### Written task
Word for word, transcribe the lines below and drop the pictures.

>>>>

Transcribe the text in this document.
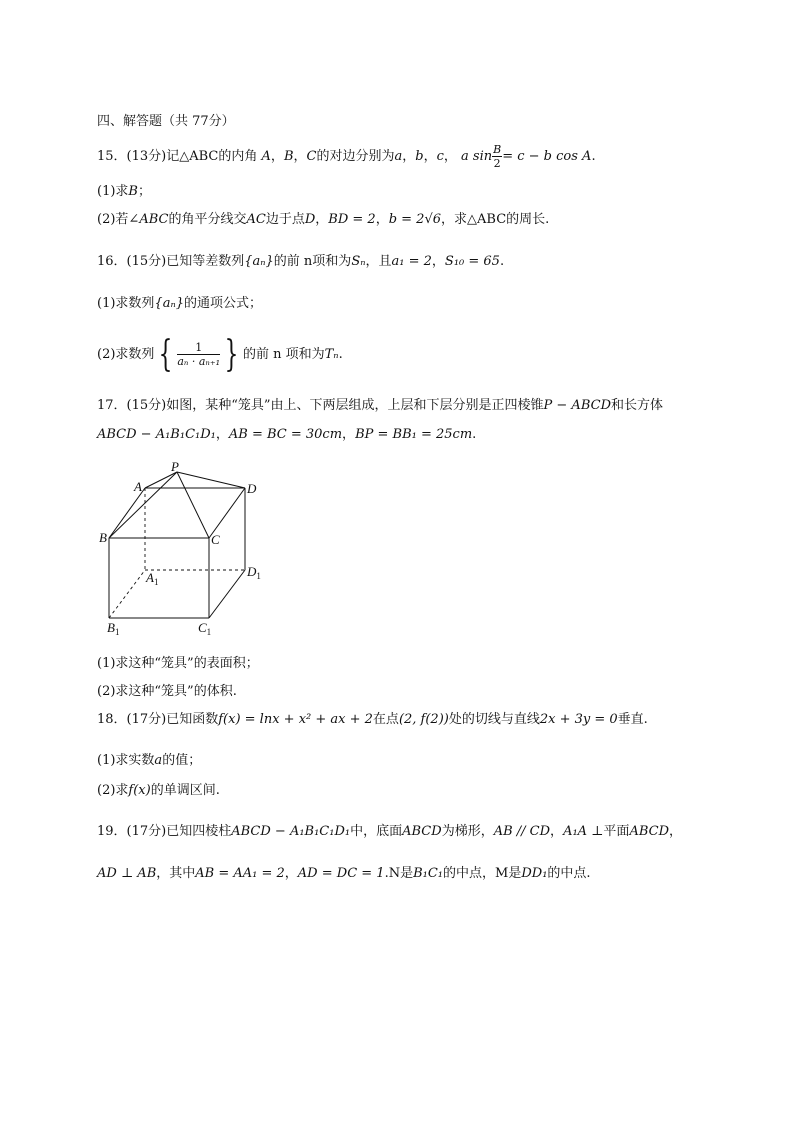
四、解答题（共 77分）
15．(13分)记△ABC的内角 A，B，C的对边分别为a，b，c， a $\sin \frac{B}{2} = c - b$ cos A.
(1)求B；
(2)若∠ABC的角平分线交AC边于点D，BD = 2，b = 2√6，求△ABC的周长.
16．(15分)已知等差数列{aₙ}的前 n项和为Sₙ，且a₁ = 2，S₁₀ = 65.
(1)求数列{aₙ}的通项公式；
(2)求数列 { $\frac{1}{\text{aₙ · aₙ₊₁}}$ } 的前 n 项和为Tₙ.
17．(15分)如图，某种“笼具”由上、下两层组成，上层和下层分别是正四棱锥P − ABCD和长方体
ABCD − A₁B₁C₁D₁，AB = BC = 30cm，BP = BB₁ = 25cm.
P
A	D
B	C
$A_1$
$D_1$
$B_1$	$C_1$
(1)求这种“笼具”的表面积；
(2)求这种“笼具”的体积.
18．(17分)已知函数f(x) = lnx + x² + ax + 2在点(2, f(2))处的切线与直线2x + 3y = 0垂直.
(1)求实数a的值；
(2)求f(x)的单调区间.
19．(17分)已知四棱柱ABCD − A₁B₁C₁D₁中，底面ABCD为梯形，AB // CD，A₁A ⊥平面ABCD，
AD ⊥ AB，其中AB = AA₁ = 2，AD = DC = 1.N是B₁C₁的中点，M是DD₁的中点.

<<<<

### Complete response
Transcribe the text in this document.
四、解答题（共 77分）
15．(13分)记△ABC的内角 A，B，C的对边分别为a，b，c， a $\sin \frac{B}{2} = c - b$ cos A.
(1)求B；
(2)若∠ABC的角平分线交AC边于点D，BD = 2，b = 2√6，求△ABC的周长.
16．(15分)已知等差数列{aₙ}的前 n项和为Sₙ，且a₁ = 2，S₁₀ = 65.
(1)求数列{aₙ}的通项公式；
(2)求数列 { $\frac{1}{\text{aₙ · aₙ₊₁}}$ } 的前 n 项和为Tₙ.
17．(15分)如图，某种“笼具”由上、下两层组成，上层和下层分别是正四棱锥P − ABCD和长方体
ABCD − A₁B₁C₁D₁，AB = BC = 30cm，BP = BB₁ = 25cm.
P
A	D
B	C
$A_1$
$D_1$
$B_1$	$C_1$
(1)求这种“笼具”的表面积；
(2)求这种“笼具”的体积.
18．(17分)已知函数f(x) = lnx + x² + ax + 2在点(2, f(2))处的切线与直线2x + 3y = 0垂直.
(1)求实数a的值；
(2)求f(x)的单调区间.
19．(17分)已知四棱柱ABCD − A₁B₁C₁D₁中，底面ABCD为梯形，AB // CD，A₁A ⊥平面ABCD，
AD ⊥ AB，其中AB = AA₁ = 2，AD = DC = 1.N是B₁C₁的中点，M是DD₁的中点.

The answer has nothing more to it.